• TASK TO COMPLETE:
Only the run of lines from the one containing "Convert this document image to plain text." through the last line should be returned, exactly as written.

Dataset entries:
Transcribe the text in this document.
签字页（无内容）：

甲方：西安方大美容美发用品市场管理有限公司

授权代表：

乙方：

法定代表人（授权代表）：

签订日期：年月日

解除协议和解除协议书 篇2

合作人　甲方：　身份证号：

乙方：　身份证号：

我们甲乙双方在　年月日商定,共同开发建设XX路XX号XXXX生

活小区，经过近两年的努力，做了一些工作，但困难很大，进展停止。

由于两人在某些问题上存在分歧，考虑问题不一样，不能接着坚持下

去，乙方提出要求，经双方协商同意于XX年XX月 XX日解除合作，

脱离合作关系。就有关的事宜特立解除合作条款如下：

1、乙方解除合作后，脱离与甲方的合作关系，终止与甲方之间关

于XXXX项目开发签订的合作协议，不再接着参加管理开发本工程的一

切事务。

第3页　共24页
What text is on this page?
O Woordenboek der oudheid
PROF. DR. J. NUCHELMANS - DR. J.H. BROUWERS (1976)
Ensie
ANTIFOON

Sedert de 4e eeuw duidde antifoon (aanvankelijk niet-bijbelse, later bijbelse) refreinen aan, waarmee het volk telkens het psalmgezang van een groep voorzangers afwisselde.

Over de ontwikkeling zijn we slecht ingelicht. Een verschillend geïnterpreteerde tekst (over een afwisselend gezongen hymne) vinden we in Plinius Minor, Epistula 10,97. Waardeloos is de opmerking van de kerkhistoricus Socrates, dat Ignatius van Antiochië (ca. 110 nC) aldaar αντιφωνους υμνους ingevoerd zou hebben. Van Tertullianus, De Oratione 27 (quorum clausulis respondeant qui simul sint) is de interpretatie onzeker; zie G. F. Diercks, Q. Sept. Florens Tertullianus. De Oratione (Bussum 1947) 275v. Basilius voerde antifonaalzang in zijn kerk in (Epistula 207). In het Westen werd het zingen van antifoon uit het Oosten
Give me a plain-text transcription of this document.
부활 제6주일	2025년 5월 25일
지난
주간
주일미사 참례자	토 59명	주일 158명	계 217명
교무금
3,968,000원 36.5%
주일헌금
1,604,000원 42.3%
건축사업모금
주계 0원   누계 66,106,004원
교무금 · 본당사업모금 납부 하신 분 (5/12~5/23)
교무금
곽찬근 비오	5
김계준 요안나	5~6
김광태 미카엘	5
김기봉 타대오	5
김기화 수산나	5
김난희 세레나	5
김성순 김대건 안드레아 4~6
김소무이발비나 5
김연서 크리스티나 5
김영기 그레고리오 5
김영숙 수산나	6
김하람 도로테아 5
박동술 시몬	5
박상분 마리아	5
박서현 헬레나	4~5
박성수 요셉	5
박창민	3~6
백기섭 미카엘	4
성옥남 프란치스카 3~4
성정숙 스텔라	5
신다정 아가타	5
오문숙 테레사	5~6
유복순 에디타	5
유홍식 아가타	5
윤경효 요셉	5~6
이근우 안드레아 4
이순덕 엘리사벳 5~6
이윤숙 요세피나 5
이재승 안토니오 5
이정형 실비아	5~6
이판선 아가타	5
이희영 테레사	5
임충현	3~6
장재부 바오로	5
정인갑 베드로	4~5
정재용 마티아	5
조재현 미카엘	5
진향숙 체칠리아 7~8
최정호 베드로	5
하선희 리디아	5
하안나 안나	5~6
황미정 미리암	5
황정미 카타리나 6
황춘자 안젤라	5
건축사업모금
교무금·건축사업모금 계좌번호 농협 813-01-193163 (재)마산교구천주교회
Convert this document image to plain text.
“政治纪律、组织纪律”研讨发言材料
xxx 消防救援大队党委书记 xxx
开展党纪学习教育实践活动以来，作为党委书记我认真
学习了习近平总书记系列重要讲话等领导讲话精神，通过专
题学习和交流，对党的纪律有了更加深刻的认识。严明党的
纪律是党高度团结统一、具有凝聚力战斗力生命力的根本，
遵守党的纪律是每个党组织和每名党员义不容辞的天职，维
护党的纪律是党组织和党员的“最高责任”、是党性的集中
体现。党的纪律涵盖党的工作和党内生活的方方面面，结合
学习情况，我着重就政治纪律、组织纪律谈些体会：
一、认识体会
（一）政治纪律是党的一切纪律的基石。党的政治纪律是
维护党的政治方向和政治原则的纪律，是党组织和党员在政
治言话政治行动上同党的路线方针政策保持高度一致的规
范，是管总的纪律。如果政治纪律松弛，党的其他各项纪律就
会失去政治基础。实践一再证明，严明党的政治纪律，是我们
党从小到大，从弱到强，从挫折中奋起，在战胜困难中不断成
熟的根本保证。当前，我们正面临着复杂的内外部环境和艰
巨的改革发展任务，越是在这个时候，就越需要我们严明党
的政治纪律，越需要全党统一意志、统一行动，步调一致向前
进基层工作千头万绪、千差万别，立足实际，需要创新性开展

• THE RESPONSE:
Convert this document image to plain text.
“政治纪律、组织纪律”研讨发言材料
xxx 消防救援大队党委书记 xxx
开展党纪学习教育实践活动以来，作为党委书记我认真
学习了习近平总书记系列重要讲话等领导讲话精神，通过专
题学习和交流，对党的纪律有了更加深刻的认识。严明党的
纪律是党高度团结统一、具有凝聚力战斗力生命力的根本，
遵守党的纪律是每个党组织和每名党员义不容辞的天职，维
护党的纪律是党组织和党员的“最高责任”、是党性的集中
体现。党的纪律涵盖党的工作和党内生活的方方面面，结合
学习情况，我着重就政治纪律、组织纪律谈些体会：
一、认识体会
（一）政治纪律是党的一切纪律的基石。党的政治纪律是
维护党的政治方向和政治原则的纪律，是党组织和党员在政
治言话政治行动上同党的路线方针政策保持高度一致的规
范，是管总的纪律。如果政治纪律松弛，党的其他各项纪律就
会失去政治基础。实践一再证明，严明党的政治纪律，是我们
党从小到大，从弱到强，从挫折中奋起，在战胜困难中不断成
熟的根本保证。当前，我们正面临着复杂的内外部环境和艰
巨的改革发展任务，越是在这个时候，就越需要我们严明党
的政治纪律，越需要全党统一意志、统一行动，步调一致向前
进基层工作千头万绪、千差万别，立足实际，需要创新性开展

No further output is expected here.